## [Data provided]
* * * *

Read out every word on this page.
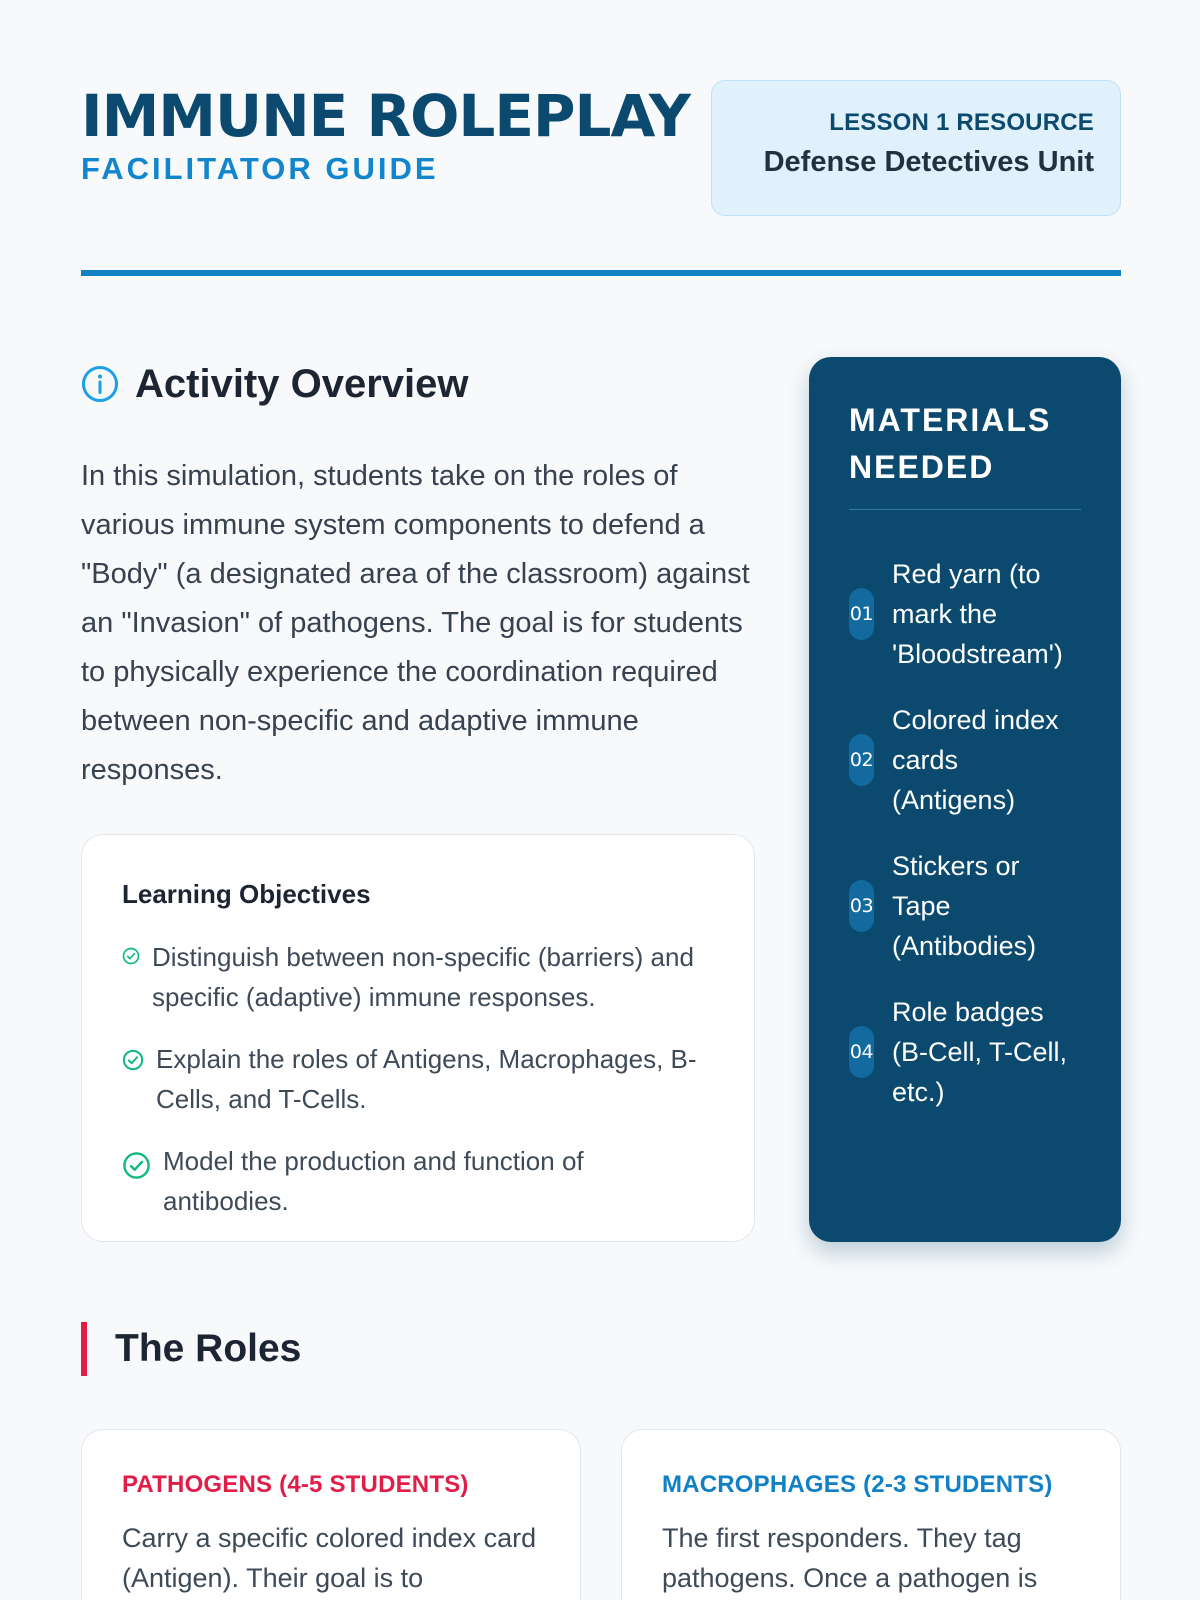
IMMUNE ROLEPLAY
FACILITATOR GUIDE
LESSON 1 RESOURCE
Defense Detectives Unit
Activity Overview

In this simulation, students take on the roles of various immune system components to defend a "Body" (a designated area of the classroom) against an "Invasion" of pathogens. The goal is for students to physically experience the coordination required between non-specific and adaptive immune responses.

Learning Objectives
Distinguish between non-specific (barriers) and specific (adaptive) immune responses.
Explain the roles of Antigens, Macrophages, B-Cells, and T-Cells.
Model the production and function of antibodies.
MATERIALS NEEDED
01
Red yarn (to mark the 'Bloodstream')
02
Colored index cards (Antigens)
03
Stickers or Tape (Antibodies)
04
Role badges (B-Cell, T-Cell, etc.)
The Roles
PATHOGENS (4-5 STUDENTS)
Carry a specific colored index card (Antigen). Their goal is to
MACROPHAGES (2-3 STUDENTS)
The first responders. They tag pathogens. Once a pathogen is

* * * *

## [Assigned task]
In your copy of the entries above, leave out the pictures and keep every word exact.

## [Answer to this problem]
Read out every word on this page.
IMMUNE ROLEPLAY
FACILITATOR GUIDE
LESSON 1 RESOURCE
Defense Detectives Unit
Activity Overview

In this simulation, students take on the roles of various immune system components to defend a "Body" (a designated area of the classroom) against an "Invasion" of pathogens. The goal is for students to physically experience the coordination required between non-specific and adaptive immune responses.

Learning Objectives
Distinguish between non-specific (barriers) and specific (adaptive) immune responses.
Explain the roles of Antigens, Macrophages, B-Cells, and T-Cells.
Model the production and function of antibodies.
MATERIALS NEEDED
01
Red yarn (to mark the 'Bloodstream')
02
Colored index cards (Antigens)
03
Stickers or Tape (Antibodies)
04
Role badges (B-Cell, T-Cell, etc.)
The Roles
PATHOGENS (4-5 STUDENTS)
Carry a specific colored index card (Antigen). Their goal is to
MACROPHAGES (2-3 STUDENTS)
The first responders. They tag pathogens. Once a pathogen is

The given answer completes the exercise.